*Written problem*: Retype the material in full, keeping every word the same.

[Collected data entries]
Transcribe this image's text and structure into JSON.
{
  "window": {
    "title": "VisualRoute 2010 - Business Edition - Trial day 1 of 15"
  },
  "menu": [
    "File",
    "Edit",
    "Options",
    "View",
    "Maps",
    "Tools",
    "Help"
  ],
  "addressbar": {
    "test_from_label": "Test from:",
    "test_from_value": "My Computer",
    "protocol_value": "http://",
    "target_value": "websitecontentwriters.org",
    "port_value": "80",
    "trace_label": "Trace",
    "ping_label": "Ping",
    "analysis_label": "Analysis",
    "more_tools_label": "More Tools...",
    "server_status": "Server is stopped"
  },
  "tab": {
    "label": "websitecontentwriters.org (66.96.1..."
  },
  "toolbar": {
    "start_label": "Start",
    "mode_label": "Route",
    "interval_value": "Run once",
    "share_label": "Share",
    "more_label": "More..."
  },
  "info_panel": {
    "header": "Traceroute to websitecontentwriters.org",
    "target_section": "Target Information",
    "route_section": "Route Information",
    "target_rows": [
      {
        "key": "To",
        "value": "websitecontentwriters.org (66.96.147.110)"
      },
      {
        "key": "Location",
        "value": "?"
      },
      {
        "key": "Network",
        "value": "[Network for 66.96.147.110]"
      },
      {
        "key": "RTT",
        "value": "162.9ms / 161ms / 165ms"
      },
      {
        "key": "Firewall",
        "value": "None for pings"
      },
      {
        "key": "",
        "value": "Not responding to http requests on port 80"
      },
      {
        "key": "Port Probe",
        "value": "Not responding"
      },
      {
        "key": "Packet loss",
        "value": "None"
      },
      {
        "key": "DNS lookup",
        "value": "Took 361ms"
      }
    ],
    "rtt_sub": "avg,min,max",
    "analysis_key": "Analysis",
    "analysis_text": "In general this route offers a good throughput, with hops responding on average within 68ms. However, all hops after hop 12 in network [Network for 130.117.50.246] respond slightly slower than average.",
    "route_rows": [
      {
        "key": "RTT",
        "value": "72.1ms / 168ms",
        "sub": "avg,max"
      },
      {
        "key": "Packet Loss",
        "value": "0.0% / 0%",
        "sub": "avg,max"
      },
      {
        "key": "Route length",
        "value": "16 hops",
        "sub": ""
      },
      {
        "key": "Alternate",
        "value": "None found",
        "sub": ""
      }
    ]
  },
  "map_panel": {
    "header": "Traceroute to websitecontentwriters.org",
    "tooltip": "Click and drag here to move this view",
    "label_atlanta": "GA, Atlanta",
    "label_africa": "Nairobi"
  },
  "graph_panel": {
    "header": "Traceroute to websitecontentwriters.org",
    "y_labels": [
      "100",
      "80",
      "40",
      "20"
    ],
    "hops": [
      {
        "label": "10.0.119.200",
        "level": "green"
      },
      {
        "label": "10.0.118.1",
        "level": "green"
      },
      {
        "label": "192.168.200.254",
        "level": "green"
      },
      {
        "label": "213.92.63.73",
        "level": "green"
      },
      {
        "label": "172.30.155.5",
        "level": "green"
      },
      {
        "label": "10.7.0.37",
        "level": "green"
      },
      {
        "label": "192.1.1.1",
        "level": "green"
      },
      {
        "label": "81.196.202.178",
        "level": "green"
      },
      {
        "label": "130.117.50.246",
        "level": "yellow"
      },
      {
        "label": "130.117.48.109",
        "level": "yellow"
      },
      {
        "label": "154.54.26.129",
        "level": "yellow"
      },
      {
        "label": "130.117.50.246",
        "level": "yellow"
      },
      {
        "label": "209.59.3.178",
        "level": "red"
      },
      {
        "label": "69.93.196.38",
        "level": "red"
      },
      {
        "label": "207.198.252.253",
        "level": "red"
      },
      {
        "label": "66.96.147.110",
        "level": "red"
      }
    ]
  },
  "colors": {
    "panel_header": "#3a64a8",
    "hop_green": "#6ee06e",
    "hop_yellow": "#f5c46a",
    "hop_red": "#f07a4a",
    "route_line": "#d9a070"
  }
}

*Result for this exercise*:
Transcribe this image's text and structure into JSON.
{
  "window": {
    "title": "VisualRoute 2010 - Business Edition - Trial day 1 of 15"
  },
  "menu": [
    "File",
    "Edit",
    "Options",
    "View",
    "Maps",
    "Tools",
    "Help"
  ],
  "addressbar": {
    "test_from_label": "Test from:",
    "test_from_value": "My Computer",
    "protocol_value": "http://",
    "target_value": "websitecontentwriters.org",
    "port_value": "80",
    "trace_label": "Trace",
    "ping_label": "Ping",
    "analysis_label": "Analysis",
    "more_tools_label": "More Tools...",
    "server_status": "Server is stopped"
  },
  "tab": {
    "label": "websitecontentwriters.org (66.96.1..."
  },
  "toolbar": {
    "start_label": "Start",
    "mode_label": "Route",
    "interval_value": "Run once",
    "share_label": "Share",
    "more_label": "More..."
  },
  "info_panel": {
    "header": "Traceroute to websitecontentwriters.org",
    "target_section": "Target Information",
    "route_section": "Route Information",
    "target_rows": [
      {
        "key": "To",
        "value": "websitecontentwriters.org (66.96.147.110)"
      },
      {
        "key": "Location",
        "value": "?"
      },
      {
        "key": "Network",
        "value": "[Network for 66.96.147.110]"
      },
      {
        "key": "RTT",
        "value": "162.9ms / 161ms / 165ms"
      },
      {
        "key": "Firewall",
        "value": "None for pings"
      },
      {
        "key": "",
        "value": "Not responding to http requests on port 80"
      },
      {
        "key": "Port Probe",
        "value": "Not responding"
      },
      {
        "key": "Packet loss",
        "value": "None"
      },
      {
        "key": "DNS lookup",
        "value": "Took 361ms"
      }
    ],
    "rtt_sub": "avg,min,max",
    "analysis_key": "Analysis",
    "analysis_text": "In general this route offers a good throughput, with hops responding on average within 68ms. However, all hops after hop 12 in network [Network for 130.117.50.246] respond slightly slower than average.",
    "route_rows": [
      {
        "key": "RTT",
        "value": "72.1ms / 168ms",
        "sub": "avg,max"
      },
      {
        "key": "Packet Loss",
        "value": "0.0% / 0%",
        "sub": "avg,max"
      },
      {
        "key": "Route length",
        "value": "16 hops",
        "sub": ""
      },
      {
        "key": "Alternate",
        "value": "None found",
        "sub": ""
      }
    ]
  },
  "map_panel": {
    "header": "Traceroute to websitecontentwriters.org",
    "tooltip": "Click and drag here to move this view",
    "label_atlanta": "GA, Atlanta",
    "label_africa": "Nairobi"
  },
  "graph_panel": {
    "header": "Traceroute to websitecontentwriters.org",
    "y_labels": [
      "100",
      "80",
      "40",
      "20"
    ],
    "hops": [
      {
        "label": "10.0.119.200",
        "level": "green"
      },
      {
        "label": "10.0.118.1",
        "level": "green"
      },
      {
        "label": "192.168.200.254",
        "level": "green"
      },
      {
        "label": "213.92.63.73",
        "level": "green"
      },
      {
        "label": "172.30.155.5",
        "level": "green"
      },
      {
        "label": "10.7.0.37",
        "level": "green"
      },
      {
        "label": "192.1.1.1",
        "level": "green"
      },
      {
        "label": "81.196.202.178",
        "level": "green"
      },
      {
        "label": "130.117.50.246",
        "level": "yellow"
      },
      {
        "label": "130.117.48.109",
        "level": "yellow"
      },
      {
        "label": "154.54.26.129",
        "level": "yellow"
      },
      {
        "label": "130.117.50.246",
        "level": "yellow"
      },
      {
        "label": "209.59.3.178",
        "level": "red"
      },
      {
        "label": "69.93.196.38",
        "level": "red"
      },
      {
        "label": "207.198.252.253",
        "level": "red"
      },
      {
        "label": "66.96.147.110",
        "level": "red"
      }
    ]
  },
  "colors": {
    "panel_header": "#3a64a8",
    "hop_green": "#6ee06e",
    "hop_yellow": "#f5c46a",
    "hop_red": "#f07a4a",
    "route_line": "#d9a070"
  }
}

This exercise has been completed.